** Input **
━━━━━━━━━━━━━━━━

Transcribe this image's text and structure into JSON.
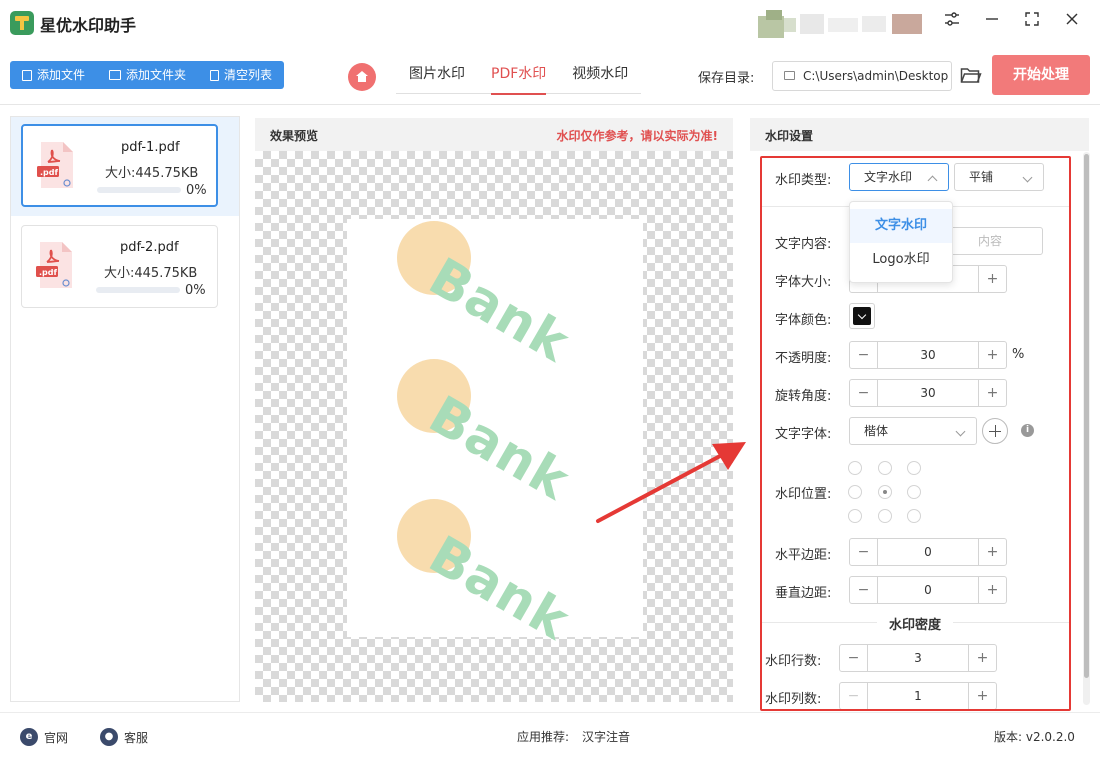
{
  "app": {
    "title": "星优水印助手"
  },
  "window_controls": {
    "settings_icon": "sliders-icon",
    "minimize": "—",
    "maximize": "⛶",
    "close": "✕"
  },
  "toolbar": {
    "add_file": "添加文件",
    "add_folder": "添加文件夹",
    "clear_list": "清空列表",
    "tabs": [
      {
        "label": "图片水印",
        "active": false
      },
      {
        "label": "PDF水印",
        "active": true
      },
      {
        "label": "视频水印",
        "active": false
      }
    ],
    "save_label": "保存目录:",
    "save_path": "C:\\Users\\admin\\Desktop",
    "start_button": "开始处理",
    "accent": "#3d8fe6",
    "start_color": "#f27a7a"
  },
  "files": [
    {
      "name": "pdf-1.pdf",
      "size": "大小:445.75KB",
      "progress": "0%",
      "progress_value": 0,
      "selected": true
    },
    {
      "name": "pdf-2.pdf",
      "size": "大小:445.75KB",
      "progress": "0%",
      "progress_value": 0,
      "selected": false
    }
  ],
  "preview": {
    "title": "效果预览",
    "tip": "水印仅作参考，请以实际为准!",
    "watermark_text": "Bank"
  },
  "settings": {
    "title": "水印设置",
    "type_label": "水印类型:",
    "type_value": "文字水印",
    "layout_value": "平铺",
    "dropdown": {
      "options": [
        "文字水印",
        "Logo水印"
      ],
      "active_index": 0
    },
    "text_content_label": "文字内容:",
    "text_content_placeholder": "内容",
    "font_size_label": "字体大小:",
    "font_color_label": "字体颜色:",
    "font_color": "#111111",
    "opacity_label": "不透明度:",
    "opacity_value": "30",
    "opacity_unit": "%",
    "rotation_label": "旋转角度:",
    "rotation_value": "30",
    "font_family_label": "文字字体:",
    "font_family_value": "楷体",
    "info_icon": "i",
    "position_label": "水印位置:",
    "position_selected": "center",
    "h_margin_label": "水平边距:",
    "h_margin_value": "0",
    "v_margin_label": "垂直边距:",
    "v_margin_value": "0",
    "density_title": "水印密度",
    "rows_label": "水印行数:",
    "rows_value": "3",
    "cols_label": "水印列数:",
    "cols_value": "1",
    "minus": "−",
    "plus": "+"
  },
  "statusbar": {
    "website": "官网",
    "website_icon": "e",
    "service": "客服",
    "service_icon": "●",
    "recommend_label": "应用推荐:",
    "recommend_app": "汉字注音",
    "version": "版本: v2.0.2.0"
  }
}
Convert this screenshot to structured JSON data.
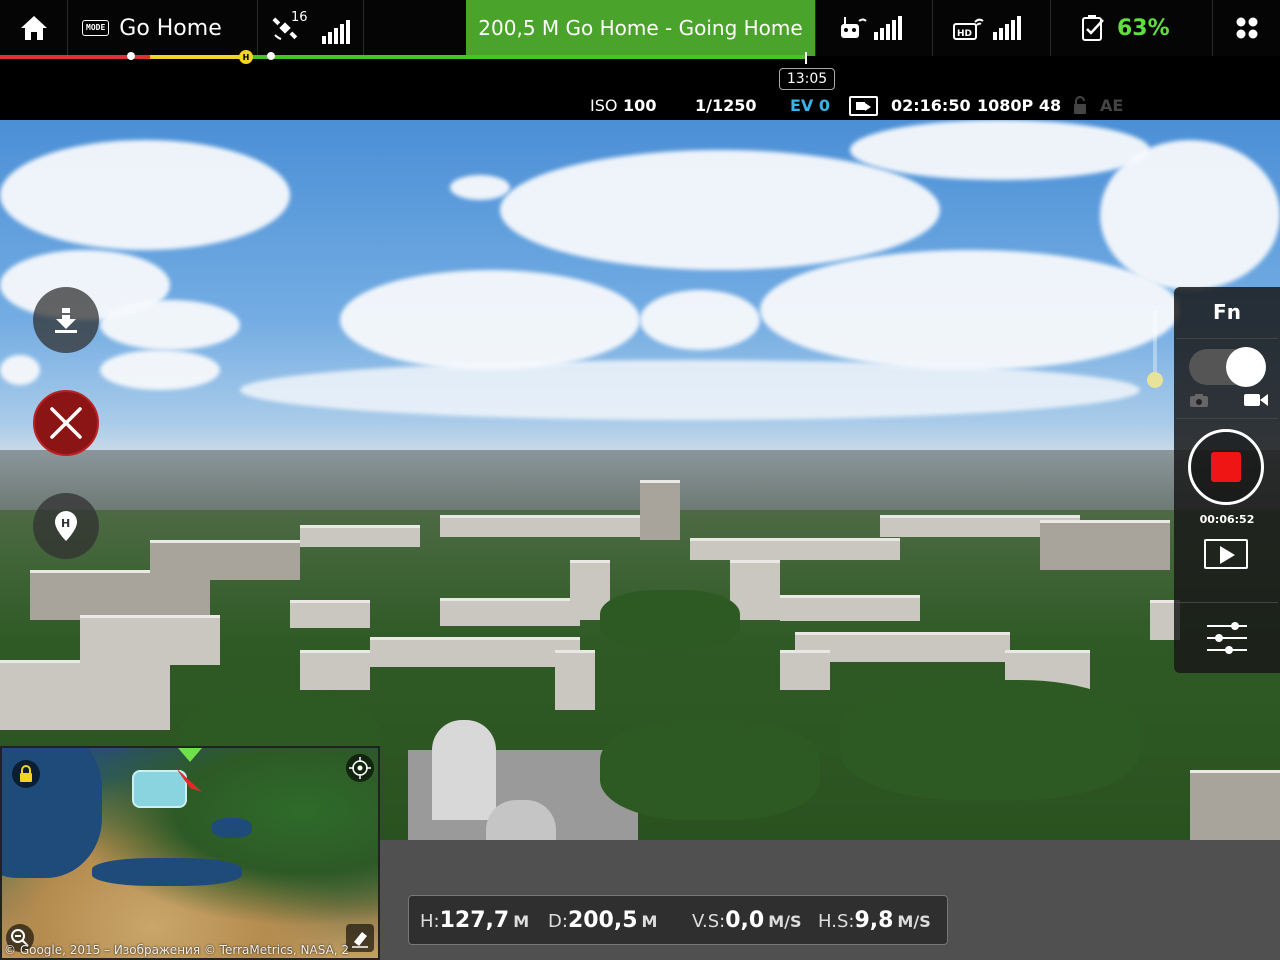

━━━━━━━━━━━━━━━━

** Aim of the exercise **
All entries are to be retyped exactly. Omit any embedded images.

** Full output **
Transcribe this image's text and structure into JSON.
{
  "app": {
    "title": "星优水印助手"
  },
  "window_controls": {
    "settings_icon": "sliders-icon",
    "minimize": "—",
    "maximize": "⛶",
    "close": "✕"
  },
  "toolbar": {
    "add_file": "添加文件",
    "add_folder": "添加文件夹",
    "clear_list": "清空列表",
    "tabs": [
      {
        "label": "图片水印",
        "active": false
      },
      {
        "label": "PDF水印",
        "active": true
      },
      {
        "label": "视频水印",
        "active": false
      }
    ],
    "save_label": "保存目录:",
    "save_path": "C:\\Users\\admin\\Desktop",
    "start_button": "开始处理",
    "accent": "#3d8fe6",
    "start_color": "#f27a7a"
  },
  "files": [
    {
      "name": "pdf-1.pdf",
      "size": "大小:445.75KB",
      "progress": "0%",
      "progress_value": 0,
      "selected": true
    },
    {
      "name": "pdf-2.pdf",
      "size": "大小:445.75KB",
      "progress": "0%",
      "progress_value": 0,
      "selected": false
    }
  ],
  "preview": {
    "title": "效果预览",
    "tip": "水印仅作参考，请以实际为准!",
    "watermark_text": "Bank"
  },
  "settings": {
    "title": "水印设置",
    "type_label": "水印类型:",
    "type_value": "文字水印",
    "layout_value": "平铺",
    "dropdown": {
      "options": [
        "文字水印",
        "Logo水印"
      ],
      "active_index": 0
    },
    "text_content_label": "文字内容:",
    "text_content_placeholder": "内容",
    "font_size_label": "字体大小:",
    "font_color_label": "字体颜色:",
    "font_color": "#111111",
    "opacity_label": "不透明度:",
    "opacity_value": "30",
    "opacity_unit": "%",
    "rotation_label": "旋转角度:",
    "rotation_value": "30",
    "font_family_label": "文字字体:",
    "font_family_value": "楷体",
    "info_icon": "i",
    "position_label": "水印位置:",
    "position_selected": "center",
    "h_margin_label": "水平边距:",
    "h_margin_value": "0",
    "v_margin_label": "垂直边距:",
    "v_margin_value": "0",
    "density_title": "水印密度",
    "rows_label": "水印行数:",
    "rows_value": "3",
    "cols_label": "水印列数:",
    "cols_value": "1",
    "minus": "−",
    "plus": "+"
  },
  "statusbar": {
    "website": "官网",
    "website_icon": "e",
    "service": "客服",
    "service_icon": "●",
    "recommend_label": "应用推荐:",
    "recommend_app": "汉字注音",
    "version": "版本: v2.0.2.0"
  }
}
Convert this screenshot to structured JSON data.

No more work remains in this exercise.